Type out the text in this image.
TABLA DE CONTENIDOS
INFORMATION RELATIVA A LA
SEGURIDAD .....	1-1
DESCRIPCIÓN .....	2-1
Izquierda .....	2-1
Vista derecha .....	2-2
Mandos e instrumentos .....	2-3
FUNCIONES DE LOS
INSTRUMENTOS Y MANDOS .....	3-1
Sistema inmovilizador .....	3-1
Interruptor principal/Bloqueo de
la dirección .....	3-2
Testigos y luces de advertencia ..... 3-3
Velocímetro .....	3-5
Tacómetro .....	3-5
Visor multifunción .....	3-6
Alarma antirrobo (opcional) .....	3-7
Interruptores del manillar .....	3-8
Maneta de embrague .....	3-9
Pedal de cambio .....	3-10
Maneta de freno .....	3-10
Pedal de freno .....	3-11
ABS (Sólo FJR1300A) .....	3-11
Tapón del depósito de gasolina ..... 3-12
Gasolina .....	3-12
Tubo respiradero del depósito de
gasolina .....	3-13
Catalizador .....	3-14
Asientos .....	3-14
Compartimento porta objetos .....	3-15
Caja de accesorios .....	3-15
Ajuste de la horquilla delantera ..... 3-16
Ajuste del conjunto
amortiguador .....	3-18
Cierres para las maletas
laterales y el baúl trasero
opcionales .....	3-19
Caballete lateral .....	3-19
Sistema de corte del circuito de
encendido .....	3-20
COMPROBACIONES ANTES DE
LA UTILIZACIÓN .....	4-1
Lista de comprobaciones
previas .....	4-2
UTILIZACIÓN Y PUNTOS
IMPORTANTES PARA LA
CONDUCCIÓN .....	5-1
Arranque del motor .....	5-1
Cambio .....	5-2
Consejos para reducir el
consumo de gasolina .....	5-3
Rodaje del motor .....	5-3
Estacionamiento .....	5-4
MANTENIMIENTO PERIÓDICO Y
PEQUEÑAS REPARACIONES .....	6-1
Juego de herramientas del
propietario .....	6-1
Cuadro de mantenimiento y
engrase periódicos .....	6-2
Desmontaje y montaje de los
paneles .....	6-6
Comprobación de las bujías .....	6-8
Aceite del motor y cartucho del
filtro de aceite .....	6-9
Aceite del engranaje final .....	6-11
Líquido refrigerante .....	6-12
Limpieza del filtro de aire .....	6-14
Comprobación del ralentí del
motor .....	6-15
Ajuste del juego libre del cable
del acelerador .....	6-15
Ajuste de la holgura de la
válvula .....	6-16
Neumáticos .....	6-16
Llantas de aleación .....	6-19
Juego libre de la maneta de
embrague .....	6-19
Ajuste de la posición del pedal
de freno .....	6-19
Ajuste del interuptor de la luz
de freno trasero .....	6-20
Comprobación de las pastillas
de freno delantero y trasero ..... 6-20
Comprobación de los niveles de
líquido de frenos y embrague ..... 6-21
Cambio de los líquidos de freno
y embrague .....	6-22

Set task: Transcribe the whole listing exactly.

Output for this task:
Type out the text in this image.
TABLA DE CONTENIDOS
INFORMATION RELATIVA A LA
SEGURIDAD .....	1-1
DESCRIPCIÓN .....	2-1
Izquierda .....	2-1
Vista derecha .....	2-2
Mandos e instrumentos .....	2-3
FUNCIONES DE LOS
INSTRUMENTOS Y MANDOS .....	3-1
Sistema inmovilizador .....	3-1
Interruptor principal/Bloqueo de
la dirección .....	3-2
Testigos y luces de advertencia ..... 3-3
Velocímetro .....	3-5
Tacómetro .....	3-5
Visor multifunción .....	3-6
Alarma antirrobo (opcional) .....	3-7
Interruptores del manillar .....	3-8
Maneta de embrague .....	3-9
Pedal de cambio .....	3-10
Maneta de freno .....	3-10
Pedal de freno .....	3-11
ABS (Sólo FJR1300A) .....	3-11
Tapón del depósito de gasolina ..... 3-12
Gasolina .....	3-12
Tubo respiradero del depósito de
gasolina .....	3-13
Catalizador .....	3-14
Asientos .....	3-14
Compartimento porta objetos .....	3-15
Caja de accesorios .....	3-15
Ajuste de la horquilla delantera ..... 3-16
Ajuste del conjunto
amortiguador .....	3-18
Cierres para las maletas
laterales y el baúl trasero
opcionales .....	3-19
Caballete lateral .....	3-19
Sistema de corte del circuito de
encendido .....	3-20
COMPROBACIONES ANTES DE
LA UTILIZACIÓN .....	4-1
Lista de comprobaciones
previas .....	4-2
UTILIZACIÓN Y PUNTOS
IMPORTANTES PARA LA
CONDUCCIÓN .....	5-1
Arranque del motor .....	5-1
Cambio .....	5-2
Consejos para reducir el
consumo de gasolina .....	5-3
Rodaje del motor .....	5-3
Estacionamiento .....	5-4
MANTENIMIENTO PERIÓDICO Y
PEQUEÑAS REPARACIONES .....	6-1
Juego de herramientas del
propietario .....	6-1
Cuadro de mantenimiento y
engrase periódicos .....	6-2
Desmontaje y montaje de los
paneles .....	6-6
Comprobación de las bujías .....	6-8
Aceite del motor y cartucho del
filtro de aceite .....	6-9
Aceite del engranaje final .....	6-11
Líquido refrigerante .....	6-12
Limpieza del filtro de aire .....	6-14
Comprobación del ralentí del
motor .....	6-15
Ajuste del juego libre del cable
del acelerador .....	6-15
Ajuste de la holgura de la
válvula .....	6-16
Neumáticos .....	6-16
Llantas de aleación .....	6-19
Juego libre de la maneta de
embrague .....	6-19
Ajuste de la posición del pedal
de freno .....	6-19
Ajuste del interuptor de la luz
de freno trasero .....	6-20
Comprobación de las pastillas
de freno delantero y trasero ..... 6-20
Comprobación de los niveles de
líquido de frenos y embrague ..... 6-21
Cambio de los líquidos de freno
y embrague .....	6-22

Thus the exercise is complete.